### WHAT IS ASKED
In the listing that follows, count each line containing the string "course" and report only the count.

### TASK INPUTS
========================================

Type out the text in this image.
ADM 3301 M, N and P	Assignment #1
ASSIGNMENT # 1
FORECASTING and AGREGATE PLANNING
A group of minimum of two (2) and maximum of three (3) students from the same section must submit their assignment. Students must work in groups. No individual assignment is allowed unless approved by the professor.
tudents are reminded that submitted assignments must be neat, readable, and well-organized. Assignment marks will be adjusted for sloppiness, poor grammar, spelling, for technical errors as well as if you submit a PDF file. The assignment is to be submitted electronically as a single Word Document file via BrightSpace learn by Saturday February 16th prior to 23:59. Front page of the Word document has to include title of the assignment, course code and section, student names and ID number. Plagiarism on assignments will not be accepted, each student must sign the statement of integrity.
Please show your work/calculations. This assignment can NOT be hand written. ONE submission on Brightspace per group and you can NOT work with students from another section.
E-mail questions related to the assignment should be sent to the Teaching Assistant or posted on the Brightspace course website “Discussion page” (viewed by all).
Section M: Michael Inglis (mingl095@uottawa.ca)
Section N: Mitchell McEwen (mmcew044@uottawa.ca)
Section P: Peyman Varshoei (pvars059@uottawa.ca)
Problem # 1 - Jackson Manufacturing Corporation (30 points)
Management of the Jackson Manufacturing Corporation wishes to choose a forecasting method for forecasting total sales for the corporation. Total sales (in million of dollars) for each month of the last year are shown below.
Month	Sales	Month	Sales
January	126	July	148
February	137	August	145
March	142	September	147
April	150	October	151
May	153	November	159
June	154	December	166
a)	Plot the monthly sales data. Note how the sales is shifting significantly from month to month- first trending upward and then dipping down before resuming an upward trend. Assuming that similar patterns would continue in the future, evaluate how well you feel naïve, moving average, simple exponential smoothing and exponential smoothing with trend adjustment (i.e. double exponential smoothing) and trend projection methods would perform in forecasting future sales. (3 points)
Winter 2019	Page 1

========================================

### OUTPUT BELOW
2